◆ EXERCISE PROMPT ◆
Will you quote all of the entries, word for word?

◆ ITEMS ◆
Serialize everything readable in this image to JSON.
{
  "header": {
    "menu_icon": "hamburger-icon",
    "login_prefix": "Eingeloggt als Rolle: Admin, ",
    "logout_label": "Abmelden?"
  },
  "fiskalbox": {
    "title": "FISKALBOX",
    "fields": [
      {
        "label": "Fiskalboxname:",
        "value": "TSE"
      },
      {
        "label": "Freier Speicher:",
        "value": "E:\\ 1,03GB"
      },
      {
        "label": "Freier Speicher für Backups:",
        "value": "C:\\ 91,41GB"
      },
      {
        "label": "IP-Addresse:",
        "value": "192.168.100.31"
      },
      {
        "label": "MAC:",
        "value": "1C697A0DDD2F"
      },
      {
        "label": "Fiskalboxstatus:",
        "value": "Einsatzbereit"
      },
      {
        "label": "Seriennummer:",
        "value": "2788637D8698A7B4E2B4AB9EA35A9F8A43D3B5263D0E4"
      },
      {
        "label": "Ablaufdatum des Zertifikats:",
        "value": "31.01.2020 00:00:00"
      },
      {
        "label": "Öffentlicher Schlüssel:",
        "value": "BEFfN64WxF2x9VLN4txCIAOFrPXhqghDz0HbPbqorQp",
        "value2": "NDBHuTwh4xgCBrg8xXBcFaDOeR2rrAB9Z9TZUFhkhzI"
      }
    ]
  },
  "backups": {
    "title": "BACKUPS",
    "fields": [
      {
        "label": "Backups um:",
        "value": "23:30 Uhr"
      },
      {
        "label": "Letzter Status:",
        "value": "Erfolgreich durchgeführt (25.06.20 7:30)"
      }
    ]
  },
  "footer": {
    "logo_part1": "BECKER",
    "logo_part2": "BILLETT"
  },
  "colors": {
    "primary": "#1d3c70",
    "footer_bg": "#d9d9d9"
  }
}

◆ EXERCISE RESULT ◆
Serialize everything readable in this image to JSON.
{
  "header": {
    "menu_icon": "hamburger-icon",
    "login_prefix": "Eingeloggt als Rolle: Admin, ",
    "logout_label": "Abmelden?"
  },
  "fiskalbox": {
    "title": "FISKALBOX",
    "fields": [
      {
        "label": "Fiskalboxname:",
        "value": "TSE"
      },
      {
        "label": "Freier Speicher:",
        "value": "E:\\ 1,03GB"
      },
      {
        "label": "Freier Speicher für Backups:",
        "value": "C:\\ 91,41GB"
      },
      {
        "label": "IP-Addresse:",
        "value": "192.168.100.31"
      },
      {
        "label": "MAC:",
        "value": "1C697A0DDD2F"
      },
      {
        "label": "Fiskalboxstatus:",
        "value": "Einsatzbereit"
      },
      {
        "label": "Seriennummer:",
        "value": "2788637D8698A7B4E2B4AB9EA35A9F8A43D3B5263D0E4"
      },
      {
        "label": "Ablaufdatum des Zertifikats:",
        "value": "31.01.2020 00:00:00"
      },
      {
        "label": "Öffentlicher Schlüssel:",
        "value": "BEFfN64WxF2x9VLN4txCIAOFrPXhqghDz0HbPbqorQp",
        "value2": "NDBHuTwh4xgCBrg8xXBcFaDOeR2rrAB9Z9TZUFhkhzI"
      }
    ]
  },
  "backups": {
    "title": "BACKUPS",
    "fields": [
      {
        "label": "Backups um:",
        "value": "23:30 Uhr"
      },
      {
        "label": "Letzter Status:",
        "value": "Erfolgreich durchgeführt (25.06.20 7:30)"
      }
    ]
  },
  "footer": {
    "logo_part1": "BECKER",
    "logo_part2": "BILLETT"
  },
  "colors": {
    "primary": "#1d3c70",
    "footer_bg": "#d9d9d9"
  }
}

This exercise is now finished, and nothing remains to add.